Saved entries
-----

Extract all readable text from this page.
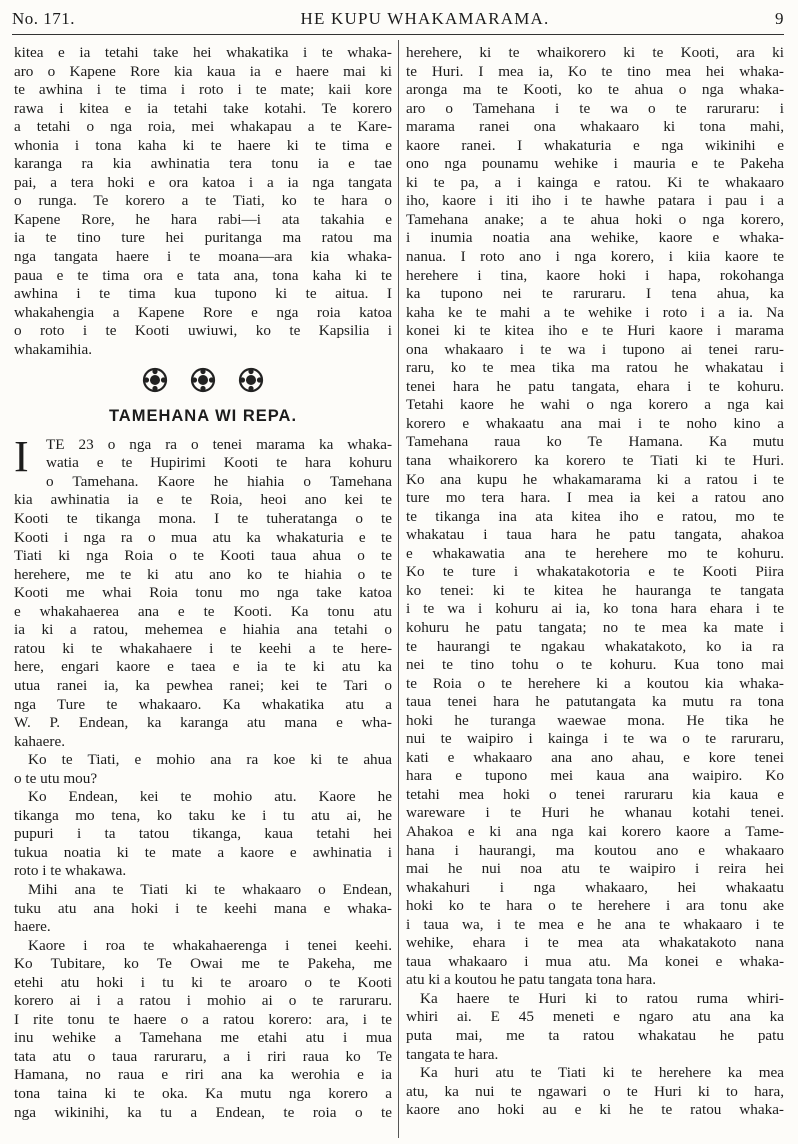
No. 171.	HE KUPU WHAKAMARAMA.	9
kitea e ia tetahi take hei whakatika i te whaka-
aro o Kapene Rore kia kaua ia e haere mai ki
te awhina i te tima i roto i te mate; kaii kore
rawa i kitea e ia tetahi take kotahi. Te korero
a tetahi o nga roia, mei whakapau a te Kare-
whonia i tona kaha ki te haere ki te tima e
karanga ra kia awhinatia tera tonu ia e tae
pai, a tera hoki e ora katoa i a ia nga tangata
o runga. Te korero a te Tiati, ko te hara o
Kapene Rore, he hara rabi—i ata takahia e
ia te tino ture hei puritanga ma ratou ma
nga tangata haere i te moana—ara kia whaka-
paua e te tima ora e tata ana, tona kaha ki te
awhina i te tima kua tupono ki te aitua. I
whakahengia a Kapene Rore e nga roia katoa
o roto i te Kooti uwiuwi, ko te Kapsilia i
whakamihia.
TAMEHANA WI REPA.
I	TE 23 o nga ra o tenei marama ka whaka-
watia e te Hupirimi Kooti te hara kohuru
o Tamehana. Kaore he hiahia o Tamehana
kia awhinatia ia e te Roia, heoi ano kei te
Kooti te tikanga mona. I te tuheratanga o te
Kooti i nga ra o mua atu ka whakaturia e te
Tiati ki nga Roia o te Kooti taua ahua o te
herehere, me te ki atu ano ko te hiahia o te
Kooti me whai Roia tonu mo nga take katoa
e whakahaerea ana e te Kooti. Ka tonu atu
ia ki a ratou, mehemea e hiahia ana tetahi o
ratou ki te whakahaere i te keehi a te here-
here, engari kaore e taea e ia te ki atu ka
utua ranei ia, ka pewhea ranei; kei te Tari o
nga Ture te whakaaro. Ka whakatika atu a
W. P. Endean, ka karanga atu mana e wha-
kahaere.
Ko te Tiati, e mohio ana ra koe ki te ahua
o te utu mou?
Ko Endean, kei te mohio atu. Kaore he
tikanga mo tena, ko taku ke i tu atu ai, he
pupuri i ta tatou tikanga, kaua tetahi hei
tukua noatia ki te mate a kaore e awhinatia i
roto i te whakawa.
Mihi ana te Tiati ki te whakaaro o Endean,
tuku atu ana hoki i te keehi mana e whaka-
haere.
Kaore i roa te whakahaerenga i tenei keehi.
Ko Tubitare, ko Te Owai me te Pakeha, me
etehi atu hoki i tu ki te aroaro o te Kooti
korero ai i a ratou i mohio ai o te raruraru.
I rite tonu te haere o a ratou korero: ara, i te
inu wehike a Tamehana me etahi atu i mua
tata atu o taua raruraru, a i riri raua ko Te
Hamana, no raua e riri ana ka werohia e ia
tona taina ki te oka. Ka mutu nga korero a
nga wikinihi, ka tu a Endean, te roia o te
herehere, ki te whaikorero ki te Kooti, ara ki
te Huri. I mea ia, Ko te tino mea hei whaka-
aronga ma te Kooti, ko te ahua o nga whaka-
aro o Tamehana i te wa o te raruraru: i
marama ranei ona whakaaro ki tona mahi,
kaore ranei. I whakaturia e nga wikinihi e
ono nga pounamu wehike i mauria e te Pakeha
ki te pa, a i kainga e ratou. Ki te whakaaro
iho, kaore i iti iho i te hawhe patara i pau i a
Tamehana anake; a te ahua hoki o nga korero,
i inumia noatia ana wehike, kaore e whaka-
nanua. I roto ano i nga korero, i kiia kaore te
herehere i tina, kaore hoki i hapa, rokohanga
ka tupono nei te raruraru. I tena ahua, ka
kaha ke te mahi a te wehike i roto i a ia. Na
konei ki te kitea iho e te Huri kaore i marama
ona whakaaro i te wa i tupono ai tenei raru-
raru, ko te mea tika ma ratou he whakatau i
tenei hara he patu tangata, ehara i te kohuru.
Tetahi kaore he wahi o nga korero a nga kai
korero e whakaatu ana mai i te noho kino a
Tamehana raua ko Te Hamana. Ka mutu
tana whaikorero ka korero te Tiati ki te Huri.
Ko ana kupu he whakamarama ki a ratou i te
ture mo tera hara. I mea ia kei a ratou ano
te tikanga ina ata kitea iho e ratou, mo te
whakatau i taua hara he patu tangata, ahakoa
e whakawatia ana te herehere mo te kohuru.
Ko te ture i whakatakotoria e te Kooti Piira
ko tenei: ki te kitea he hauranga te tangata
i te wa i kohuru ai ia, ko tona hara ehara i te
kohuru he patu tangata; no te mea ka mate i
te haurangi te ngakau whakatakoto, ko ia ra
nei te tino tohu o te kohuru. Kua tono mai
te Roia o te herehere ki a koutou kia whaka-
taua tenei hara he patutangata ka mutu ra tona
hoki he turanga waewae mona. He tika he
nui te waipiro i kainga i te wa o te raruraru,
kati e whakaaro ana ano ahau, e kore tenei
hara e tupono mei kaua ana waipiro. Ko
tetahi mea hoki o tenei raruraru kia kaua e
wareware i te Huri he whanau kotahi tenei.
Ahakoa e ki ana nga kai korero kaore a Tame-
hana i haurangi, ma koutou ano e whakaaro
mai he nui noa atu te waipiro i reira hei
whakahuri i nga whakaaro, hei whakaatu
hoki ko te hara o te herehere i ara tonu ake
i taua wa, i te mea e he ana te whakaaro i te
wehike, ehara i te mea ata whakatakoto nana
taua whakaaro i mua atu. Ma konei e whaka-
atu ki a koutou he patu tangata tona hara.
Ka haere te Huri ki to ratou ruma whiri-
whiri ai. E 45 meneti e ngaro atu ana ka
puta mai, me ta ratou whakatau he patu
tangata te hara.
Ka huri atu te Tiati ki te herehere ka mea
atu, ka nui te ngawari o te Huri ki to hara,
kaore ano hoki au e ki he te ratou whaka-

-----

— Task to complete —
Show all lines from the listing above in which "kaua" appears.

— Problem solution —
aro o Kapene Rore kia kaua ia e haere mai ki
pupuri i ta tatou tikanga, kaua tetahi hei
hara e tupono mei kaua ana waipiro. Ko
tetahi mea hoki o tenei raruraru kia kaua e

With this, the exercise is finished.